Exercise task A – From the Meta-Model API text, return everything from "Create a MetaModel from" down to "it is created.", copied exactly.
Exercise task B – According to the Meta-Model API text, what kind of object does each of the metamodel-creating functions return?

Given text –
Meta-Model API

The MetaModel wraps the code required for automatically implementing metamodels. The resulting object is callable in the expected manner for a function that is attached to a PythonCoreModel (i.e., accepting keyword arguments to set inputs, and returning a dictionary of named performance measure outputs).

It is expected that a user will not instatiate a MetaModel directly itself, but instead create them implicitly through other tools. MetaModels can be created from other existing core models using the create_metamodel_from_design or create_metamodel_from_data methods of a core model, or by using the create_metamodel() function, which can create a MetaModel directly from a scope and experimental results, without requiring a core model instance. Each of these functions returns a PythonCoreModel that already wraps the MetaModel in an interface ready for use with other TMIP-EMAT tools, so that in typical cases the user does not need to interact with or know anything about the MetaModel class itself, unless they care to dive in to the underlying core or mathematical structures.

emat.create_metamodel(scope, experiments=None, metamodel_id=None, db=None, include_measures=None, exclude_measures=None, random_state=None, experiment_stratification=None, suppress_converge_warnings=False, regressor=None, name=None, design_name=None, find_best_metamodeltype=False)[source]

Create a MetaModel from a set of input and output observations.

Parameters:
  • scope (emat.Scope) – The scope for this model.
  • experiments (pandas.DataFrame) – This dataframe should contain all of the experimental inputs and outputs, including values for each uncertainty, level, constant, and performance measure.
  • metamodel_id (int, optional) – An identifier for this meta-model. If not given, a unique id number will be created randomly (if not db is given) or sequentially based on any existing metamodels already stored in the database.
  • db (Database, optional) – The database to use for loading and saving metamodels. If none is given here, the metamodel will not be stored in a database otherwise, the metamodel is automatically saved to the database after it is created.

Given material –

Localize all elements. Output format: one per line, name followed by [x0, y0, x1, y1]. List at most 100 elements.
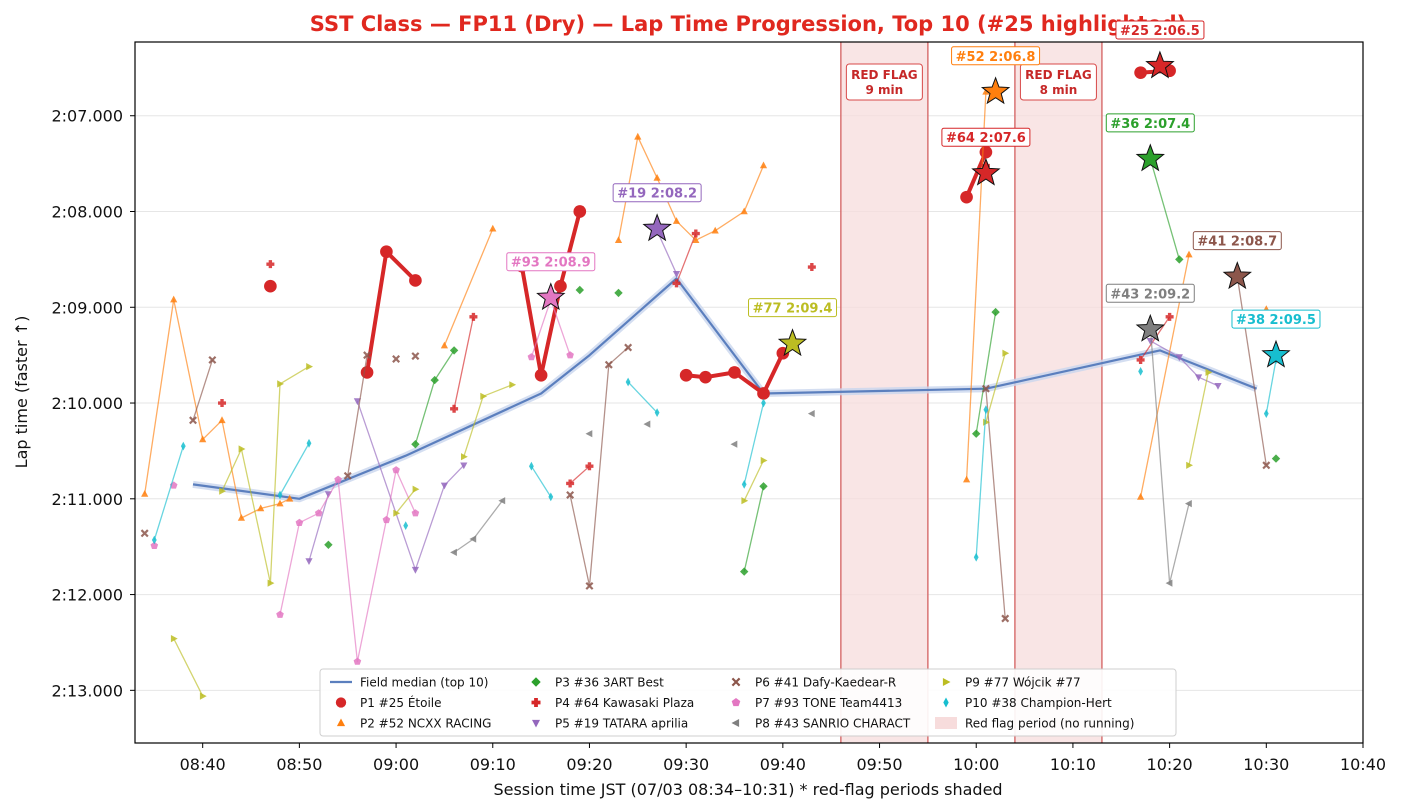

Full output A –
Create a MetaModel from a set of input and output observations.

Parameters:
  • scope (emat.Scope) – The scope for this model.
  • experiments (pandas.DataFrame) – This dataframe should contain all of the experimental inputs and outputs, including values for each uncertainty, level, constant, and performance measure.
  • metamodel_id (int, optional) – An identifier for this meta-model. If not given, a unique id number will be created randomly (if not db is given) or sequentially based on any existing metamodels already stored in the database.
  • db (Database, optional) – The database to use for loading and saving metamodels. If none is given here, the metamodel will not be stored in a database otherwise, the metamodel is automatically saved to the database after it is created.

Full output B – Each returns a PythonCoreModel that already wraps the MetaModel in an interface ready for use with other TMIP-EMAT tools.